Every entry must be copied word for word.

Start Data provided

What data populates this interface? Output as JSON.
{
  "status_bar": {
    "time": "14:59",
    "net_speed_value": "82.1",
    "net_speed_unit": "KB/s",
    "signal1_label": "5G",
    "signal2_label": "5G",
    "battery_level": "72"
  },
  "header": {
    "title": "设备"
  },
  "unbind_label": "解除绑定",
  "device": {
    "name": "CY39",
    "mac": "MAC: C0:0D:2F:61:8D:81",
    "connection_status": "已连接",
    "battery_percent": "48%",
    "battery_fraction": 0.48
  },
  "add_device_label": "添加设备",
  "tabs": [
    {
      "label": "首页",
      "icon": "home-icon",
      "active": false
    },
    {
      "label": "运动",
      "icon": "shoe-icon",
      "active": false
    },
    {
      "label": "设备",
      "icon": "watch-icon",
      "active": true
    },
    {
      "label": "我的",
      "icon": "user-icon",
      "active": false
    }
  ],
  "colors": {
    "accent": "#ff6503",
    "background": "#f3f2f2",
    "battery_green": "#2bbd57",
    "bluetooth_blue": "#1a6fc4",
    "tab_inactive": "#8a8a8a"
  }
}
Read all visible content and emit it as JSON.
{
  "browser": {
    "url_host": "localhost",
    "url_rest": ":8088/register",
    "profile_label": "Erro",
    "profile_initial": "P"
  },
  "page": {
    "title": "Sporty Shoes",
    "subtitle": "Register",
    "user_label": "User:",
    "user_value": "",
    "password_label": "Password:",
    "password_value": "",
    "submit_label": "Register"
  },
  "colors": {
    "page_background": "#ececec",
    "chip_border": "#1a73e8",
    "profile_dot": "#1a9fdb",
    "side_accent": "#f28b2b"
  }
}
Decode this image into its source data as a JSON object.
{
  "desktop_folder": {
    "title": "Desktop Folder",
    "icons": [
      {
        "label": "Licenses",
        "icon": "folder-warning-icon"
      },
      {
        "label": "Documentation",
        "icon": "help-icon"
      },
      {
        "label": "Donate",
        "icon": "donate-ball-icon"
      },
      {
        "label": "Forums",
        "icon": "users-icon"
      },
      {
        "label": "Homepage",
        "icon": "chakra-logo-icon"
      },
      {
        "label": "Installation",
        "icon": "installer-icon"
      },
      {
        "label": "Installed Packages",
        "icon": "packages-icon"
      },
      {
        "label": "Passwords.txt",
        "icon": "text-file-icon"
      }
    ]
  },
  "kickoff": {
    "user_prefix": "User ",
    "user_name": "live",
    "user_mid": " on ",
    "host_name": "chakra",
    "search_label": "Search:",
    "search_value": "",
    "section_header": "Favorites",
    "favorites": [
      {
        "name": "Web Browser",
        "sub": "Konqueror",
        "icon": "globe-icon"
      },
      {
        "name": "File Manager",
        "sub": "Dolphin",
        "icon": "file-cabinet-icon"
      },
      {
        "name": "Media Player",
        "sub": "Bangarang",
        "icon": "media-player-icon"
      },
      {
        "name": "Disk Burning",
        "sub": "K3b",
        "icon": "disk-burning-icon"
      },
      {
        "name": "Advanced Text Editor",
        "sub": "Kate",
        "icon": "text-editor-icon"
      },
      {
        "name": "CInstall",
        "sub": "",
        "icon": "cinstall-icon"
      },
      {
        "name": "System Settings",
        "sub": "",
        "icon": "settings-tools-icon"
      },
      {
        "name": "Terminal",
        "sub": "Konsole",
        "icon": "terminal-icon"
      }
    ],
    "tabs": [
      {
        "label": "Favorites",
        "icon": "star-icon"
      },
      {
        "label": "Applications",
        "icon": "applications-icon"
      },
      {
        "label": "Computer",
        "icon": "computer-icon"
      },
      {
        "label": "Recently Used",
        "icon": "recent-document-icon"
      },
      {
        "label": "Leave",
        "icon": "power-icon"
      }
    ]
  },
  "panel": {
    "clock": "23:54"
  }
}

End Data provided

(Written answer):
What data populates this interface? Output as JSON.
{
  "status_bar": {
    "time": "14:59",
    "net_speed_value": "82.1",
    "net_speed_unit": "KB/s",
    "signal1_label": "5G",
    "signal2_label": "5G",
    "battery_level": "72"
  },
  "header": {
    "title": "设备"
  },
  "unbind_label": "解除绑定",
  "device": {
    "name": "CY39",
    "mac": "MAC: C0:0D:2F:61:8D:81",
    "connection_status": "已连接",
    "battery_percent": "48%",
    "battery_fraction": 0.48
  },
  "add_device_label": "添加设备",
  "tabs": [
    {
      "label": "首页",
      "icon": "home-icon",
      "active": false
    },
    {
      "label": "运动",
      "icon": "shoe-icon",
      "active": false
    },
    {
      "label": "设备",
      "icon": "watch-icon",
      "active": true
    },
    {
      "label": "我的",
      "icon": "user-icon",
      "active": false
    }
  ],
  "colors": {
    "accent": "#ff6503",
    "background": "#f3f2f2",
    "battery_green": "#2bbd57",
    "bluetooth_blue": "#1a6fc4",
    "tab_inactive": "#8a8a8a"
  }
}
Read all visible content and emit it as JSON.
{
  "browser": {
    "url_host": "localhost",
    "url_rest": ":8088/register",
    "profile_label": "Erro",
    "profile_initial": "P"
  },
  "page": {
    "title": "Sporty Shoes",
    "subtitle": "Register",
    "user_label": "User:",
    "user_value": "",
    "password_label": "Password:",
    "password_value": "",
    "submit_label": "Register"
  },
  "colors": {
    "page_background": "#ececec",
    "chip_border": "#1a73e8",
    "profile_dot": "#1a9fdb",
    "side_accent": "#f28b2b"
  }
}
Decode this image into its source data as a JSON object.
{
  "desktop_folder": {
    "title": "Desktop Folder",
    "icons": [
      {
        "label": "Licenses",
        "icon": "folder-warning-icon"
      },
      {
        "label": "Documentation",
        "icon": "help-icon"
      },
      {
        "label": "Donate",
        "icon": "donate-ball-icon"
      },
      {
        "label": "Forums",
        "icon": "users-icon"
      },
      {
        "label": "Homepage",
        "icon": "chakra-logo-icon"
      },
      {
        "label": "Installation",
        "icon": "installer-icon"
      },
      {
        "label": "Installed Packages",
        "icon": "packages-icon"
      },
      {
        "label": "Passwords.txt",
        "icon": "text-file-icon"
      }
    ]
  },
  "kickoff": {
    "user_prefix": "User ",
    "user_name": "live",
    "user_mid": " on ",
    "host_name": "chakra",
    "search_label": "Search:",
    "search_value": "",
    "section_header": "Favorites",
    "favorites": [
      {
        "name": "Web Browser",
        "sub": "Konqueror",
        "icon": "globe-icon"
      },
      {
        "name": "File Manager",
        "sub": "Dolphin",
        "icon": "file-cabinet-icon"
      },
      {
        "name": "Media Player",
        "sub": "Bangarang",
        "icon": "media-player-icon"
      },
      {
        "name": "Disk Burning",
        "sub": "K3b",
        "icon": "disk-burning-icon"
      },
      {
        "name": "Advanced Text Editor",
        "sub": "Kate",
        "icon": "text-editor-icon"
      },
      {
        "name": "CInstall",
        "sub": "",
        "icon": "cinstall-icon"
      },
      {
        "name": "System Settings",
        "sub": "",
        "icon": "settings-tools-icon"
      },
      {
        "name": "Terminal",
        "sub": "Konsole",
        "icon": "terminal-icon"
      }
    ],
    "tabs": [
      {
        "label": "Favorites",
        "icon": "star-icon"
      },
      {
        "label": "Applications",
        "icon": "applications-icon"
      },
      {
        "label": "Computer",
        "icon": "computer-icon"
      },
      {
        "label": "Recently Used",
        "icon": "recent-document-icon"
      },
      {
        "label": "Leave",
        "icon": "power-icon"
      }
    ]
  },
  "panel": {
    "clock": "23:54"
  }
}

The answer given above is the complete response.